Record excerpts =>
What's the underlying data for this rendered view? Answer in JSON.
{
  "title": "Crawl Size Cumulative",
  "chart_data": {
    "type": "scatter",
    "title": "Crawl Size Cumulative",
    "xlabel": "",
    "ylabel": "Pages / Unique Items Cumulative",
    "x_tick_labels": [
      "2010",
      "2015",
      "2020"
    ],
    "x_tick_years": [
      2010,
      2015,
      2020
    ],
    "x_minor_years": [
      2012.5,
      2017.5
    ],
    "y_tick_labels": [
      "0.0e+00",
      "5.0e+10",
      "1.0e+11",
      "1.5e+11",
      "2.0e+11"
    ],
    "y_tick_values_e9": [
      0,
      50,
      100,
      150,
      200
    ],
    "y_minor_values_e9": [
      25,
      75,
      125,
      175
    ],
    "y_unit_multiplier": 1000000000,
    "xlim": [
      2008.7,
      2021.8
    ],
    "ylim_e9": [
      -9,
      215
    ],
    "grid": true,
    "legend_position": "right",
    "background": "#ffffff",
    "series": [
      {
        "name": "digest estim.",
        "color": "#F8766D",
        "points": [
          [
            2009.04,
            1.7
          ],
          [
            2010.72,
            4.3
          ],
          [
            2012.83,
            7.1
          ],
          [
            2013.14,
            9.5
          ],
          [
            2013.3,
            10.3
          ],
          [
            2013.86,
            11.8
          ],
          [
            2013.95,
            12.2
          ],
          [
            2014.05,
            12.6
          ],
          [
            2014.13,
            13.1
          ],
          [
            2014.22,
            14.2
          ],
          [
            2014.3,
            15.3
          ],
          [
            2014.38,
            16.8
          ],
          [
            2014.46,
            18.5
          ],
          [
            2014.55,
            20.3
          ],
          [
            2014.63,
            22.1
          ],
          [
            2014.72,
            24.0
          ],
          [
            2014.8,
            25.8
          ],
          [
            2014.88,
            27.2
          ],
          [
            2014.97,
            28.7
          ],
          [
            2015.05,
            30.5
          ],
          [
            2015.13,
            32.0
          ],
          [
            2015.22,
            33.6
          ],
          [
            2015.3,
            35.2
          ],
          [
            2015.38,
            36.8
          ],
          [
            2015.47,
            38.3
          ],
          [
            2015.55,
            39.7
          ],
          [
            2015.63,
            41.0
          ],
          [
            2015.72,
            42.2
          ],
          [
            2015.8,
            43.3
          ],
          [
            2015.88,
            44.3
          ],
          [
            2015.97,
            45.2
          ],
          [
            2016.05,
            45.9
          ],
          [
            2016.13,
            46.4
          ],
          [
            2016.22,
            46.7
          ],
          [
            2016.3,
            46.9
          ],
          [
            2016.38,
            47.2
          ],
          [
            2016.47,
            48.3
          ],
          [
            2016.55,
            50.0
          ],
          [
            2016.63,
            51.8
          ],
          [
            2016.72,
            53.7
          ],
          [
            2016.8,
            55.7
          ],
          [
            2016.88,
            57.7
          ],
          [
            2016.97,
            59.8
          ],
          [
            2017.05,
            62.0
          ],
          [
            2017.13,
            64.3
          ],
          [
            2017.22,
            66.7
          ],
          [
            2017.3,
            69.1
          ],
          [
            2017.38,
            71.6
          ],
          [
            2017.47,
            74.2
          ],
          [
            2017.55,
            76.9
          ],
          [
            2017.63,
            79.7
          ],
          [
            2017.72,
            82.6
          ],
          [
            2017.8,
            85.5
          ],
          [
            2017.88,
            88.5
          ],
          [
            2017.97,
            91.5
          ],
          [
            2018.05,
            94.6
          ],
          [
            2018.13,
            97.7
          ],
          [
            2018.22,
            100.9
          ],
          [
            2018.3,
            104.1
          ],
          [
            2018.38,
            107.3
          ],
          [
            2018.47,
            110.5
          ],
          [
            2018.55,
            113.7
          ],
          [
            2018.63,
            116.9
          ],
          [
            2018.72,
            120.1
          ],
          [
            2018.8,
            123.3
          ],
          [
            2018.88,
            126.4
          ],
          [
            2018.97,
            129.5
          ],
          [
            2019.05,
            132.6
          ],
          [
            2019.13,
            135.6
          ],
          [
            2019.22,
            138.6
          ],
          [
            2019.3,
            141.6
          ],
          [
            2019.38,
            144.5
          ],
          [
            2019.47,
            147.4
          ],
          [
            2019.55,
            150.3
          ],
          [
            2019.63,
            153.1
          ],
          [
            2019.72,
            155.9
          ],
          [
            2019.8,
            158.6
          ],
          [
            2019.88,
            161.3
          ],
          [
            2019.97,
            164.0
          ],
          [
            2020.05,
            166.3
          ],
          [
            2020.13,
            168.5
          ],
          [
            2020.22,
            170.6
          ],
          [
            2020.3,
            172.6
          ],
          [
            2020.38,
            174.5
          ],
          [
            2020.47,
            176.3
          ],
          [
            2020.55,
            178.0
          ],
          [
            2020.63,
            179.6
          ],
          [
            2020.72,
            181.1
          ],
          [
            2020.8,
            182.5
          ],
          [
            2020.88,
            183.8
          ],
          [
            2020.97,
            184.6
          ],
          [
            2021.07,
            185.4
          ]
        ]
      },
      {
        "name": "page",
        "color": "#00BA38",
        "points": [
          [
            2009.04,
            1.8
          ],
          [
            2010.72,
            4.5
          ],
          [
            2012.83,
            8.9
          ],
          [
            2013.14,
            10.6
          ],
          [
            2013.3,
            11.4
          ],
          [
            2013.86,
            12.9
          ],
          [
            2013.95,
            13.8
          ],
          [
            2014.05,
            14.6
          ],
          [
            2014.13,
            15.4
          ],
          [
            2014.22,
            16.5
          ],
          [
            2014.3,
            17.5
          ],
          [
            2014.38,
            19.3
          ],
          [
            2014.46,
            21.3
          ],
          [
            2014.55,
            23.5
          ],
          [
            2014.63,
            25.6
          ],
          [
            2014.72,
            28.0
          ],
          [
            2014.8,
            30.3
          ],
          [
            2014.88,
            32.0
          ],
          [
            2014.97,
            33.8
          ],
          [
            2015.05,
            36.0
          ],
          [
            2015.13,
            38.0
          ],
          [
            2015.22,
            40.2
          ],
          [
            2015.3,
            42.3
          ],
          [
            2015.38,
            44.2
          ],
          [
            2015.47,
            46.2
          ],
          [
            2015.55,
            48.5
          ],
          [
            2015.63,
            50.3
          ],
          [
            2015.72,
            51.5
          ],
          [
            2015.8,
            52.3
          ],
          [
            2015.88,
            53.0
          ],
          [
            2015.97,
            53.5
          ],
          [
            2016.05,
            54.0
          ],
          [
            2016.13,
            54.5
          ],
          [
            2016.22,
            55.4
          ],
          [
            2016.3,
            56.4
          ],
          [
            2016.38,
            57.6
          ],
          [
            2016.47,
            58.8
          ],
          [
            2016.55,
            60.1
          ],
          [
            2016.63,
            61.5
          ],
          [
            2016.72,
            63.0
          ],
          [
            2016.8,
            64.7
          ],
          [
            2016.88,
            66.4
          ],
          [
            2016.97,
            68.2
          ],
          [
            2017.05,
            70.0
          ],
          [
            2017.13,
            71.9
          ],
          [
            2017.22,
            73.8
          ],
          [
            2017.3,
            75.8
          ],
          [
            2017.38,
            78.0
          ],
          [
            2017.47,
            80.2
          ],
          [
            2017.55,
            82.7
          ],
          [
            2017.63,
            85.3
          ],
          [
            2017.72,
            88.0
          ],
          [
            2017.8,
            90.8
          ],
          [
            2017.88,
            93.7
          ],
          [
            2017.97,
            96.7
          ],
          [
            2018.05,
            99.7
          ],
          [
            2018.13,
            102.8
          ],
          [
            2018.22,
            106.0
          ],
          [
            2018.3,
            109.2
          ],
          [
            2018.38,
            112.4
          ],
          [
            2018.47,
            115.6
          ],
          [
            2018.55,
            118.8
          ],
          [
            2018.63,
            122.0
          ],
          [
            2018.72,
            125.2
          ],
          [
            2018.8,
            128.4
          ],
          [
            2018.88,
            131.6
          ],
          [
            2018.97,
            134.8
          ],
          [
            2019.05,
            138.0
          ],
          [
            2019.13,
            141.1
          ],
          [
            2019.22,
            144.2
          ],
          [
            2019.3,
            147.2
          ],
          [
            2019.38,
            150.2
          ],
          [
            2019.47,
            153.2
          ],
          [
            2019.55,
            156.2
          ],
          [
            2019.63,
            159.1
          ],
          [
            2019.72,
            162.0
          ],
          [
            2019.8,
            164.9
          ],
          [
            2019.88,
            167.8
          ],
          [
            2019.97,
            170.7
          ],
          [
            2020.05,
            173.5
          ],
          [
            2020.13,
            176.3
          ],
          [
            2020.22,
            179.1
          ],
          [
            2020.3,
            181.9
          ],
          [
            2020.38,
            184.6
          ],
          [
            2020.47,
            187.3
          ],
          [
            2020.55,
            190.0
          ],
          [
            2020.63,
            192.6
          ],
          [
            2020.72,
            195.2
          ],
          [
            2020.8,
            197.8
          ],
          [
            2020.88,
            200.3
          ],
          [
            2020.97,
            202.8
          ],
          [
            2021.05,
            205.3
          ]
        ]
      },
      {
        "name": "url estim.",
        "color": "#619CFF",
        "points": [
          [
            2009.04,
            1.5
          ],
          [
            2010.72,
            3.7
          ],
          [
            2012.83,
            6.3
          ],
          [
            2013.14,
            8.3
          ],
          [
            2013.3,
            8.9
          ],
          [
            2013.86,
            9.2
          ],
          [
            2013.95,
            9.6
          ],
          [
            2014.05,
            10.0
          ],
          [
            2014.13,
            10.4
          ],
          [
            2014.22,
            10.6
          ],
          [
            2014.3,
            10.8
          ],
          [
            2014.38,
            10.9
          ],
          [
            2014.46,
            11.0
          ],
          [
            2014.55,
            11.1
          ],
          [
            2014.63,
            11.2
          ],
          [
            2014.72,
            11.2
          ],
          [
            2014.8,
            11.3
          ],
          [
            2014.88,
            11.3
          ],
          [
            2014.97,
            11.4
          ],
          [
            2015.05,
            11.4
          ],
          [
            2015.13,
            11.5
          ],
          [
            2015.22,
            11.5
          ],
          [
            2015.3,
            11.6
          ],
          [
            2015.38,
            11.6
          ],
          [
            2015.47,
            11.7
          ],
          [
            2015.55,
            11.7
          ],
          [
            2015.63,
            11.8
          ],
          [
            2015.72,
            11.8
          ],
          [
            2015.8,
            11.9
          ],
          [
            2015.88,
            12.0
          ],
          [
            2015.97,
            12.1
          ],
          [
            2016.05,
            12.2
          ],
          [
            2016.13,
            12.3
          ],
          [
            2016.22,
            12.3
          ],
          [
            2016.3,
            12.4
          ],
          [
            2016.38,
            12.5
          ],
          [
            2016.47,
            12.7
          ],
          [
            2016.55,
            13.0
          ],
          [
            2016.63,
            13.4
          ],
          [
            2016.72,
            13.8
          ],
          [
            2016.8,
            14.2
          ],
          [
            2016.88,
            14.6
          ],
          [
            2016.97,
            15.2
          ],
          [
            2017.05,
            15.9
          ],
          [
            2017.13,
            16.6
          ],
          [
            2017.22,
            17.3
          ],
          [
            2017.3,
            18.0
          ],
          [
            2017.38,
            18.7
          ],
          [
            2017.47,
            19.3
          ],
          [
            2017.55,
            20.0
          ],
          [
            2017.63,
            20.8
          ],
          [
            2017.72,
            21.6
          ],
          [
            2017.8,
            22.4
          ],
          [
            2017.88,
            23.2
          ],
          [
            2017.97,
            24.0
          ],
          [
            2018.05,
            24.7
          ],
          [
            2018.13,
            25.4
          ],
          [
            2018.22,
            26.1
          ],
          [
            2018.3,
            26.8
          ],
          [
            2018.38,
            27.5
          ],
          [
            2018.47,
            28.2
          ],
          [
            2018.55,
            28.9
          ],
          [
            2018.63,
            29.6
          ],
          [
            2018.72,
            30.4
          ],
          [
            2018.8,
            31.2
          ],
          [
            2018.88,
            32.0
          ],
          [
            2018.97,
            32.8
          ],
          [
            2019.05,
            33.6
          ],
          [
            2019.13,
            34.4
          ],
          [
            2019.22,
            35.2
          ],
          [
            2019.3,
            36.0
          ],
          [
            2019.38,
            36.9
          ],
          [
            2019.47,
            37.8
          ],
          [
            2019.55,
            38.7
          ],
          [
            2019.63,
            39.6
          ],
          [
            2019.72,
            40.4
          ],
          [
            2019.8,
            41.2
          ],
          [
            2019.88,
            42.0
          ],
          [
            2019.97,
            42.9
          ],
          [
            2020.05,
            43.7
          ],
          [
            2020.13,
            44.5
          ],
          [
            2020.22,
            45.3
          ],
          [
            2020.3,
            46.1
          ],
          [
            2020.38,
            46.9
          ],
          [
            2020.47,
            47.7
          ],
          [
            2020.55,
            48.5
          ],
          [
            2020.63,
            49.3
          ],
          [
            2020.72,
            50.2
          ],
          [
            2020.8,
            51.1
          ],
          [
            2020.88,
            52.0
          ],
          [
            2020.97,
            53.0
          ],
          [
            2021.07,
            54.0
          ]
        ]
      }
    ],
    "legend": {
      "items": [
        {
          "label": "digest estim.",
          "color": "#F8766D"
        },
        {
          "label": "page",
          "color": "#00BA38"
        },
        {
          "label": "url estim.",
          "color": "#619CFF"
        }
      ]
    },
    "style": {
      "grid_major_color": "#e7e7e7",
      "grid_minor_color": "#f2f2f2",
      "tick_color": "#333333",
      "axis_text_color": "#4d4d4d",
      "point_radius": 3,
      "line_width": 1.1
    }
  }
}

Exercise aim =>
From the entries above, select each line containing the string "estim".

Output for this exercise =>
        "name": "digest estim.",
        "name": "url estim.",
          "label": "digest estim.",
          "label": "url estim.",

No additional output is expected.